### Exercise requirements:
Note each line where "비정규직근로자비율" appears, and copy it.

========================================

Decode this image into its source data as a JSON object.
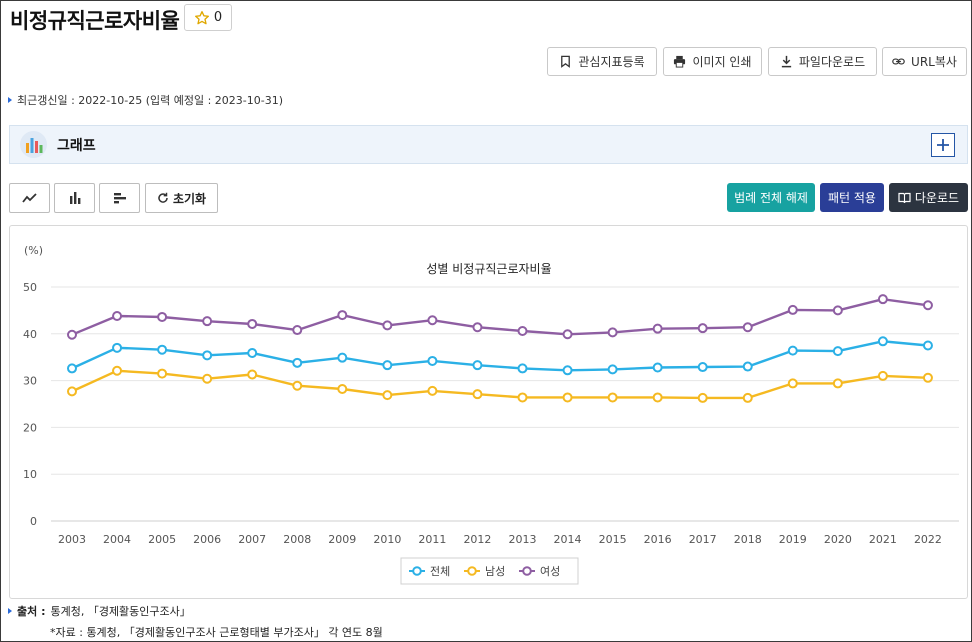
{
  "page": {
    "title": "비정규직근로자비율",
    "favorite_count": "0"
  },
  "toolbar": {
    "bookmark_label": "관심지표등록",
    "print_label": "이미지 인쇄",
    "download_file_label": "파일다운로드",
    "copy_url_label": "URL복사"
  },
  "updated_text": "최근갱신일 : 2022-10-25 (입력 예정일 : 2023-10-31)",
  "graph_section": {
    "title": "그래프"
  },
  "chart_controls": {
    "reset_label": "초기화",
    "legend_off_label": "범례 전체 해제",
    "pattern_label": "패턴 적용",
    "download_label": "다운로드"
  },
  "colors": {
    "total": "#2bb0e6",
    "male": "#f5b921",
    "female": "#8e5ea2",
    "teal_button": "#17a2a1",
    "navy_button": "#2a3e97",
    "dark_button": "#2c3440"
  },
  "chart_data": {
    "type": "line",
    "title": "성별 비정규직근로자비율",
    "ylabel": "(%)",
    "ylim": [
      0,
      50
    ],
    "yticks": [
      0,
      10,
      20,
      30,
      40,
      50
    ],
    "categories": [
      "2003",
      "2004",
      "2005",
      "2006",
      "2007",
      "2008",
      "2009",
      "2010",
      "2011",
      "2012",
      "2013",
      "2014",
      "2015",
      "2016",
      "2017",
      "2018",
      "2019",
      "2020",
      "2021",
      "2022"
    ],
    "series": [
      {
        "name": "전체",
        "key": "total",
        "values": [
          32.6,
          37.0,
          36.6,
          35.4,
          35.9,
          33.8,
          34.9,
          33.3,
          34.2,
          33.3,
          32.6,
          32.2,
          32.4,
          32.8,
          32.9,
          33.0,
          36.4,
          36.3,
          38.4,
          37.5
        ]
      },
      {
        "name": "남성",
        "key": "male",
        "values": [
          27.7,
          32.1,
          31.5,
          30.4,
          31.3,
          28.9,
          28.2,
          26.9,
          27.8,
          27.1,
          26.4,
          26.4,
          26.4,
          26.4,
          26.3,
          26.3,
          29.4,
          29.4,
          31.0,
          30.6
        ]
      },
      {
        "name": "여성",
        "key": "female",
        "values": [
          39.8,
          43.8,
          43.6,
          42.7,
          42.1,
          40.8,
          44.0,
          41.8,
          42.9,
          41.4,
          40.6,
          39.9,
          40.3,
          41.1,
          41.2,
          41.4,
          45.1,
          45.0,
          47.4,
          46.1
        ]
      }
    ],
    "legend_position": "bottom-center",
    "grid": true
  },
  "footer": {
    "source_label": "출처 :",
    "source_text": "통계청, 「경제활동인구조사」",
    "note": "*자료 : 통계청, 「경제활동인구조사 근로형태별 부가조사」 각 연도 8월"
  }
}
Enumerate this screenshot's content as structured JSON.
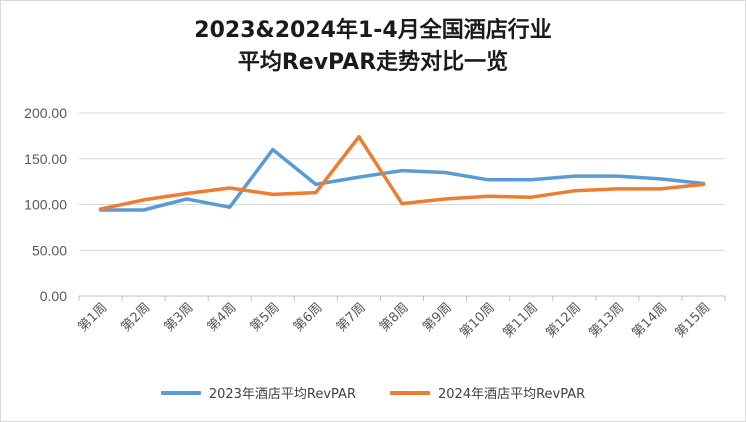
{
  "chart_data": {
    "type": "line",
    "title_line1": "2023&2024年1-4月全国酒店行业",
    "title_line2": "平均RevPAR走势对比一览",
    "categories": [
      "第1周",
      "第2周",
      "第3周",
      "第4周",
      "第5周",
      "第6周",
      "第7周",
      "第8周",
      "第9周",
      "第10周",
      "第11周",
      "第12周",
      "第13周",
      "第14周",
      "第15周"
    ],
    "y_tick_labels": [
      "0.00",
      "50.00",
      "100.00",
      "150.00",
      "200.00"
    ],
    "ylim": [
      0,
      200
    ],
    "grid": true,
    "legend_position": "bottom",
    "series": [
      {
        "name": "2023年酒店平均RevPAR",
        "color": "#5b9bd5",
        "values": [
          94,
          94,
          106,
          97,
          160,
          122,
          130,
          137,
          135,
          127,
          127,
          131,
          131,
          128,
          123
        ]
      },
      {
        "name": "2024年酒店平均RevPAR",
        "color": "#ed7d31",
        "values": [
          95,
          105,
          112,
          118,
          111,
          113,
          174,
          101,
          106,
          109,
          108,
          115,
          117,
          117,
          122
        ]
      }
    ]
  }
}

========================================

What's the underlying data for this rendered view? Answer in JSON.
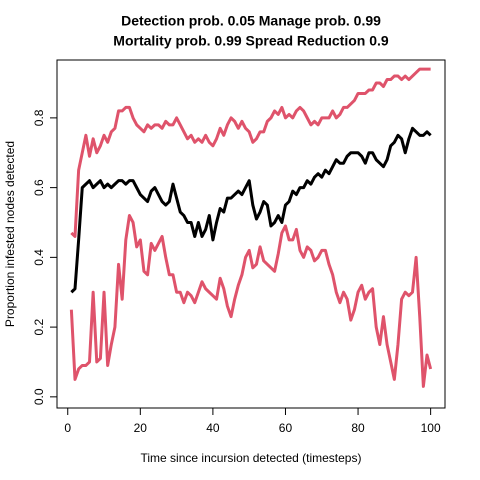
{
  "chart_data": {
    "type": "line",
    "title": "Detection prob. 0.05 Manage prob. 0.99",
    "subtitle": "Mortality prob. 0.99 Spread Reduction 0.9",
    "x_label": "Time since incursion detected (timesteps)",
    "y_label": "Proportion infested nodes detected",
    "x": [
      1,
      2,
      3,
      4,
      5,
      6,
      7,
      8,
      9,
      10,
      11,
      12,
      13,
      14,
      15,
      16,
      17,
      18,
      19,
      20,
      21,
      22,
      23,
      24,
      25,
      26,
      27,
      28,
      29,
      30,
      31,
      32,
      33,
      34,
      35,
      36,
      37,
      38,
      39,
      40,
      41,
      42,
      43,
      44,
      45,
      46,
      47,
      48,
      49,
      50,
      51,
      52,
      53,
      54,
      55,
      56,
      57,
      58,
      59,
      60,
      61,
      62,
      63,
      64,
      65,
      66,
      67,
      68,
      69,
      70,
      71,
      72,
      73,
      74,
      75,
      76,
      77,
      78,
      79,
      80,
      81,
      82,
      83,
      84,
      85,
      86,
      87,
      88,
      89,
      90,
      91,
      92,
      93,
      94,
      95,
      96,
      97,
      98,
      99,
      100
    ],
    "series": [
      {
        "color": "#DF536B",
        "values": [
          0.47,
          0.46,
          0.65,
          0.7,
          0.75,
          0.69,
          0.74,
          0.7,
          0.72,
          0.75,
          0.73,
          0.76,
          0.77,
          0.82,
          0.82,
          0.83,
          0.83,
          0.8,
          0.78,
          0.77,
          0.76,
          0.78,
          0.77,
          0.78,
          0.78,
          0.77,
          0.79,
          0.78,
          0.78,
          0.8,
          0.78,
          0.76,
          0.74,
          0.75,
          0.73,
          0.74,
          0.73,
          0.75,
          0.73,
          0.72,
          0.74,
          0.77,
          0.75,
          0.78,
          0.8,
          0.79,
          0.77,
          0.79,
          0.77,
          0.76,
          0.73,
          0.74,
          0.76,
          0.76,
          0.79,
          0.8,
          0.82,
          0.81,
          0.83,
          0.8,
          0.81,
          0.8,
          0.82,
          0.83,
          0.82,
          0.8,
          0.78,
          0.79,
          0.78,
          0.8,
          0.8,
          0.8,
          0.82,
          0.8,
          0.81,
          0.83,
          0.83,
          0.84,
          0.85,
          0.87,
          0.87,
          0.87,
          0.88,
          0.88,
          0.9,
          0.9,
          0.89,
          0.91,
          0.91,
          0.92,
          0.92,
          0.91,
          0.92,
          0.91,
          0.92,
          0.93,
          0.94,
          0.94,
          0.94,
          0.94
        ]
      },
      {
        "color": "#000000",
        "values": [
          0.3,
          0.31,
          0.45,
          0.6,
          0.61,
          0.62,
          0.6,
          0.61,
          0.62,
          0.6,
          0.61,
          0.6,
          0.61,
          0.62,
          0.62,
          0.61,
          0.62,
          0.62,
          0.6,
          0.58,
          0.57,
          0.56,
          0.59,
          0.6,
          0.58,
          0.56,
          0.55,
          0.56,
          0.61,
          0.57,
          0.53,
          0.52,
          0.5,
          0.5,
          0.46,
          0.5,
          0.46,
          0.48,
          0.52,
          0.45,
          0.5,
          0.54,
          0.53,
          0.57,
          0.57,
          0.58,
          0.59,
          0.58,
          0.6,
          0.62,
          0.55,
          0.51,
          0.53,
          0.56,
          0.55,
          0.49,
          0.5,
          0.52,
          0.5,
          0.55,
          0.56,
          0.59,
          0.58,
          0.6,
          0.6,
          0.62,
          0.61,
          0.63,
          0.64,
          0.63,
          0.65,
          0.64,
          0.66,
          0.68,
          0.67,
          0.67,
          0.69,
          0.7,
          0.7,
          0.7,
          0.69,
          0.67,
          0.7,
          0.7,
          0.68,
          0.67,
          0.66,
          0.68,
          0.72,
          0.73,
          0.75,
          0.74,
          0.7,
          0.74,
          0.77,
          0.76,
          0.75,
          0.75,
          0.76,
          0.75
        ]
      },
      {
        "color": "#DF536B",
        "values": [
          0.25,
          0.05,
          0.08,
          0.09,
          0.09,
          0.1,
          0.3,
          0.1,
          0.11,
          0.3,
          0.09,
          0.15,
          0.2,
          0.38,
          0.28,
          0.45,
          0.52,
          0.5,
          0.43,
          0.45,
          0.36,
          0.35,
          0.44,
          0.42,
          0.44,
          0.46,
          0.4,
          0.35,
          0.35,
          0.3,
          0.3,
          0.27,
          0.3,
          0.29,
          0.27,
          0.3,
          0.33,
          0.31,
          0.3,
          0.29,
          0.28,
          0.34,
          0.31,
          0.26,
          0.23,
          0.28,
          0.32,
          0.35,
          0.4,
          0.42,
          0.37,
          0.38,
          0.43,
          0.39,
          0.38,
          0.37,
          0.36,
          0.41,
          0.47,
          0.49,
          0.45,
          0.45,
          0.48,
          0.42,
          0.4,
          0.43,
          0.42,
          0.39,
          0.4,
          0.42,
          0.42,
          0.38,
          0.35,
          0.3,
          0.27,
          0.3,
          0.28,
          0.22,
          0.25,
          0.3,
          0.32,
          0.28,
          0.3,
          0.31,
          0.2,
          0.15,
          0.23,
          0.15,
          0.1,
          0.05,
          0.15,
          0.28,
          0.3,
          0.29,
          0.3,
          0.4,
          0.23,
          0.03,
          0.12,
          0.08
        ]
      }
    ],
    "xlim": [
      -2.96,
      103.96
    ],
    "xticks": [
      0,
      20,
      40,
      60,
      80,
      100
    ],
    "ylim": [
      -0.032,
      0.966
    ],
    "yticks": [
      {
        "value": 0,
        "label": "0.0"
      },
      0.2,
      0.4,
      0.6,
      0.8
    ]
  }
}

========================================

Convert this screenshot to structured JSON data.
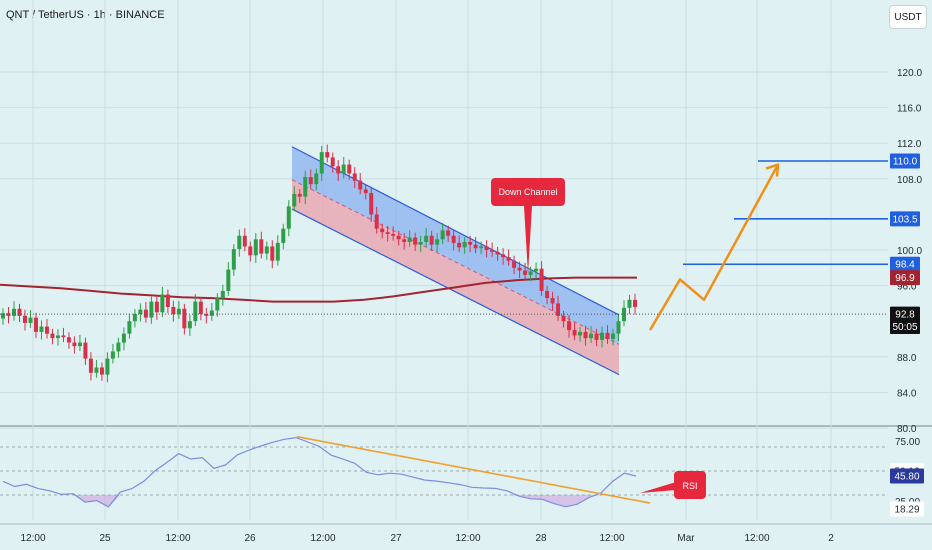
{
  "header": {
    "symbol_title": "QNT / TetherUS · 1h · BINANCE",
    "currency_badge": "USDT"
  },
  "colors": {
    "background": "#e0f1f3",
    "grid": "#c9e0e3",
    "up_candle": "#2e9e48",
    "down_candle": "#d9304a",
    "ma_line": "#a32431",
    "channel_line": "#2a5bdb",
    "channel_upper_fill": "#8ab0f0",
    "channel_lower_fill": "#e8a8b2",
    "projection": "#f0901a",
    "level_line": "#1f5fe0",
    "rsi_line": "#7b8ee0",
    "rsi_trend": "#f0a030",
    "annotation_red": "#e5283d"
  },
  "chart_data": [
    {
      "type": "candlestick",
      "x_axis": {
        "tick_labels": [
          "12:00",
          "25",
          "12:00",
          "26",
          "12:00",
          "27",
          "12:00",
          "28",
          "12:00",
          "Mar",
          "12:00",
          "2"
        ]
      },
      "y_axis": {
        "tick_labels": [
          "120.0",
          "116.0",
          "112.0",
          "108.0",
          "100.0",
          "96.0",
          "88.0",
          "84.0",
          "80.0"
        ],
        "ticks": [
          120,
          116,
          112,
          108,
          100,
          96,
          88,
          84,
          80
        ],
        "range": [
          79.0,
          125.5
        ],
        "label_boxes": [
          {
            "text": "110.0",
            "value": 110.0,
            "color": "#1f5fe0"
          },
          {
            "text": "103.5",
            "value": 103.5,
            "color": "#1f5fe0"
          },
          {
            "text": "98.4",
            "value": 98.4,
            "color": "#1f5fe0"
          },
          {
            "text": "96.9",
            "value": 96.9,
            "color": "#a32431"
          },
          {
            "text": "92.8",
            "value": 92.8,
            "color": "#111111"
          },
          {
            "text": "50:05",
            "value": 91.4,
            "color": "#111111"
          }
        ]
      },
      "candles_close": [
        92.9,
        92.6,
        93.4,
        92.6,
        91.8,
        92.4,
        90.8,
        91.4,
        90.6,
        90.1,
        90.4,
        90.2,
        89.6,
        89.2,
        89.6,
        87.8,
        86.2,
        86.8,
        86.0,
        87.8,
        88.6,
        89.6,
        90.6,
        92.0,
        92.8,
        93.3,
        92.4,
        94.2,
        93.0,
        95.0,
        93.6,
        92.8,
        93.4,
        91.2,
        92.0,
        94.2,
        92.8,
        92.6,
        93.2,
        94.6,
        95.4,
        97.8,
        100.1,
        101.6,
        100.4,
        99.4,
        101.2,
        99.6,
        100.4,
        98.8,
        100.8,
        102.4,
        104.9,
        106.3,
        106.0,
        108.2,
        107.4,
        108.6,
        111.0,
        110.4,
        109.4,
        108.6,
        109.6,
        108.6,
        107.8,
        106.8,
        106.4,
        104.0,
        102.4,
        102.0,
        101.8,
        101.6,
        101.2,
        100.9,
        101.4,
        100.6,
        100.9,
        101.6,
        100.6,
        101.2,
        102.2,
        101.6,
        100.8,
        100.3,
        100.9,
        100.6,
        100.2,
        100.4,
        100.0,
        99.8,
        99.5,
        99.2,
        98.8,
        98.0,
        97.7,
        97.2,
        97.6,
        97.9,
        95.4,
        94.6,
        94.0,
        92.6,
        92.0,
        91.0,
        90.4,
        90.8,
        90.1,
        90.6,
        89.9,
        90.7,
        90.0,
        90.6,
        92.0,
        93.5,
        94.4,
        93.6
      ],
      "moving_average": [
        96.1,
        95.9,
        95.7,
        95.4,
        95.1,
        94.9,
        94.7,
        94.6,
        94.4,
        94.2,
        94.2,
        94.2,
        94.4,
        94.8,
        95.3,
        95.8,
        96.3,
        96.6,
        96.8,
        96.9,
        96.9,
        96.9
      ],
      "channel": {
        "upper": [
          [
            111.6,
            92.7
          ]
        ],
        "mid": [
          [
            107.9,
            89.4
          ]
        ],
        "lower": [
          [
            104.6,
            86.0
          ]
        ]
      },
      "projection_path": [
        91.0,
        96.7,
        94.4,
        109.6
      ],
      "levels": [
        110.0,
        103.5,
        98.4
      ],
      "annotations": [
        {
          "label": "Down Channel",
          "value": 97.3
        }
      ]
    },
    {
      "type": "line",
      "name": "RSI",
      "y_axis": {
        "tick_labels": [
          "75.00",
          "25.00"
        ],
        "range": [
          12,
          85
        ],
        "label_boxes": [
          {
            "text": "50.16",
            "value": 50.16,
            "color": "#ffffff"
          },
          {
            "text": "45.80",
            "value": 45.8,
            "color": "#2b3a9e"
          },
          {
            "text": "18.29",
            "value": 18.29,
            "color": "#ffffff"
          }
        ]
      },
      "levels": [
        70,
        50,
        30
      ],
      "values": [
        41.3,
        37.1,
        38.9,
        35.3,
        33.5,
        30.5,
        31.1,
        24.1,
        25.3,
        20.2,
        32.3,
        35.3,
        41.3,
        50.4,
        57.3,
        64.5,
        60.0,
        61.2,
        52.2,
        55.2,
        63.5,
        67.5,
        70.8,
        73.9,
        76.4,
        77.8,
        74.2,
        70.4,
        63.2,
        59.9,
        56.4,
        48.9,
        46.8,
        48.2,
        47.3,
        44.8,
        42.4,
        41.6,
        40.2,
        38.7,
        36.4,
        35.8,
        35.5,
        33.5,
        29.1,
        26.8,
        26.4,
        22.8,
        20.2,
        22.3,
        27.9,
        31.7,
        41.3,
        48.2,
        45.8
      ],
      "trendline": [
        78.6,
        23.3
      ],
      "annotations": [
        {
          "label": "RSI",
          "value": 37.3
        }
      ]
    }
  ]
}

========================================

### Reply to the exercise:
    "title": "비정규직근로자비율",
    "title": "성별 비정규직근로자비율",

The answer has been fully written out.